[start]
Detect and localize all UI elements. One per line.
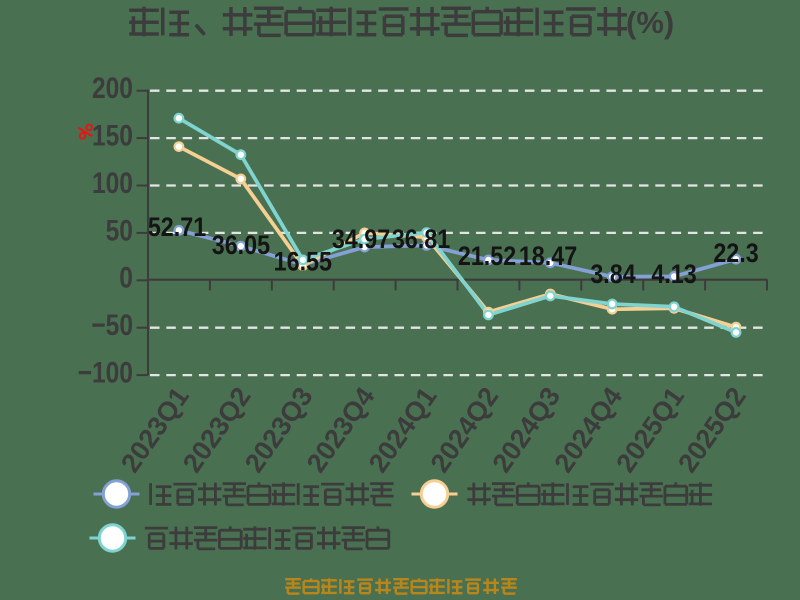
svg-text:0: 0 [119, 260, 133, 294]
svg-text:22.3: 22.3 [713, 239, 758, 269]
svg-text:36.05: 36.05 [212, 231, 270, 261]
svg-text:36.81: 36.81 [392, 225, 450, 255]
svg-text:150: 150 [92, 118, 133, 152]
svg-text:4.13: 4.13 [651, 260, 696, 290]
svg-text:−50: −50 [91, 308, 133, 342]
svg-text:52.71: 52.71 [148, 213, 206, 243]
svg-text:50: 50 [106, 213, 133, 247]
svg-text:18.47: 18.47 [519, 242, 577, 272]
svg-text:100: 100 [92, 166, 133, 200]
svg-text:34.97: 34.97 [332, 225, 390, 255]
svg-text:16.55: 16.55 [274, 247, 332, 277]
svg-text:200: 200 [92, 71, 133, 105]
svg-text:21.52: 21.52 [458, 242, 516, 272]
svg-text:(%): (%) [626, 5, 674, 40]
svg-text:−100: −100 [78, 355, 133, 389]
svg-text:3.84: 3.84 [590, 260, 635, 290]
[end]
[start]
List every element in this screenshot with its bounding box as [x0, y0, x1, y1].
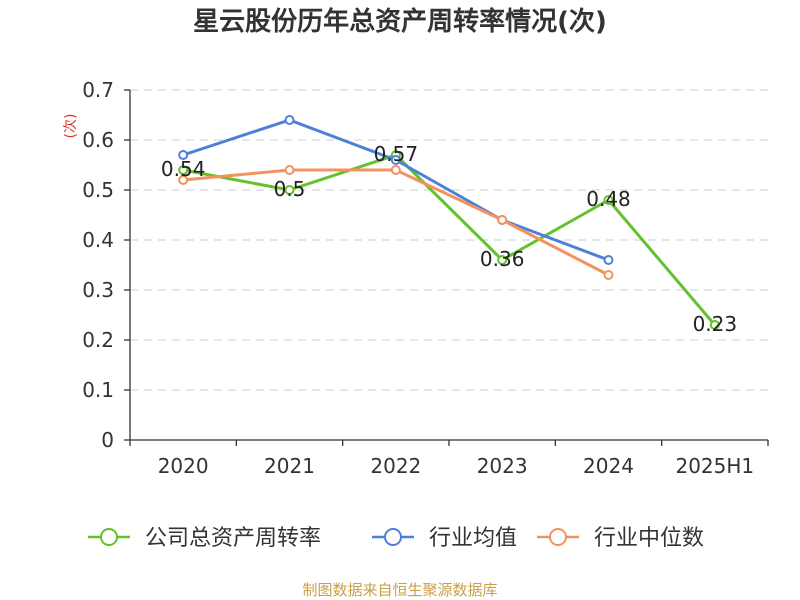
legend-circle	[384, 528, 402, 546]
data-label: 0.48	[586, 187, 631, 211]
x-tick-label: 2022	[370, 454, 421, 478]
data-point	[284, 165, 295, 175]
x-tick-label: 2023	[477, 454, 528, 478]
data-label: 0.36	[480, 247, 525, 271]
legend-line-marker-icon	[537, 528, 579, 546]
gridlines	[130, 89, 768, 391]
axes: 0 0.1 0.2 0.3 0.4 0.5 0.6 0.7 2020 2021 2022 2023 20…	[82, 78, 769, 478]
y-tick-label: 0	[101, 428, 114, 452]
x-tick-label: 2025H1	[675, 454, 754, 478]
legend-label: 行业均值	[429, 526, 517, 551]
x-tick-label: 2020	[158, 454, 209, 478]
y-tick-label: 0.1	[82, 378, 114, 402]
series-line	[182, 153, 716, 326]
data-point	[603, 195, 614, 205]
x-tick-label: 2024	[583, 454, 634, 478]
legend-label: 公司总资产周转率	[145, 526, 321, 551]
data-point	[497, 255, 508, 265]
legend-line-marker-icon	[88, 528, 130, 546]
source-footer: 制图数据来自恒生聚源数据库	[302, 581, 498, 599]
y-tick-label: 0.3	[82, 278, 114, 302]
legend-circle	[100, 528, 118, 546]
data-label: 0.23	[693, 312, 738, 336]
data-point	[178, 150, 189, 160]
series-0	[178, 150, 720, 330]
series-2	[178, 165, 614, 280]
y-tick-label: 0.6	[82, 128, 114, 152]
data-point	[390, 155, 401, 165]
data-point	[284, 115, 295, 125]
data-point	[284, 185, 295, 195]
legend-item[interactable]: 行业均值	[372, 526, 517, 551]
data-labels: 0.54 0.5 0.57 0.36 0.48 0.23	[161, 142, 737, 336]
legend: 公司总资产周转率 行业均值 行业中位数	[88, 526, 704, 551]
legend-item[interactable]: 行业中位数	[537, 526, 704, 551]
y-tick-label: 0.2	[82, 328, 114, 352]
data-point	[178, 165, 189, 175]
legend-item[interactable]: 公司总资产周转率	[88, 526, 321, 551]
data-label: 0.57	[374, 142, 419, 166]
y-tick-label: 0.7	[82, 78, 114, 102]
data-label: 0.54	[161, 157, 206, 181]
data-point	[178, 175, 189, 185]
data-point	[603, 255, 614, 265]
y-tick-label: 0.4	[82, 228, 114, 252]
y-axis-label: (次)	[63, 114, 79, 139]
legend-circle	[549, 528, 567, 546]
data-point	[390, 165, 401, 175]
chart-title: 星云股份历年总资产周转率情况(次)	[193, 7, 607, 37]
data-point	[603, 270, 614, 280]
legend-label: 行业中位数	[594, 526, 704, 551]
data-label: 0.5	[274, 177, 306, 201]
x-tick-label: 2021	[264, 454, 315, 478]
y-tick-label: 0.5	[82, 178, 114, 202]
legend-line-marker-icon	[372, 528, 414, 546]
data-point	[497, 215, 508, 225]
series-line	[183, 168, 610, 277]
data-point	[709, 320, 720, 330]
[end]
- [Goal]:
Rewrite the entries from the line with "528, 402, 546]" to the line with "528, 579, 546]", changing "x-tick-label" to "x-axis-label" and leaving everything else as it is. Return only those lines.

- [The solution]:
legend-circle	[384, 528, 402, 546]
data-label: 0.48	[586, 187, 631, 211]
x-axis-label: 2022	[370, 454, 421, 478]
data-point	[284, 165, 295, 175]
x-axis-label: 2023	[477, 454, 528, 478]
data-label: 0.36	[480, 247, 525, 271]
legend-line-marker-icon	[537, 528, 579, 546]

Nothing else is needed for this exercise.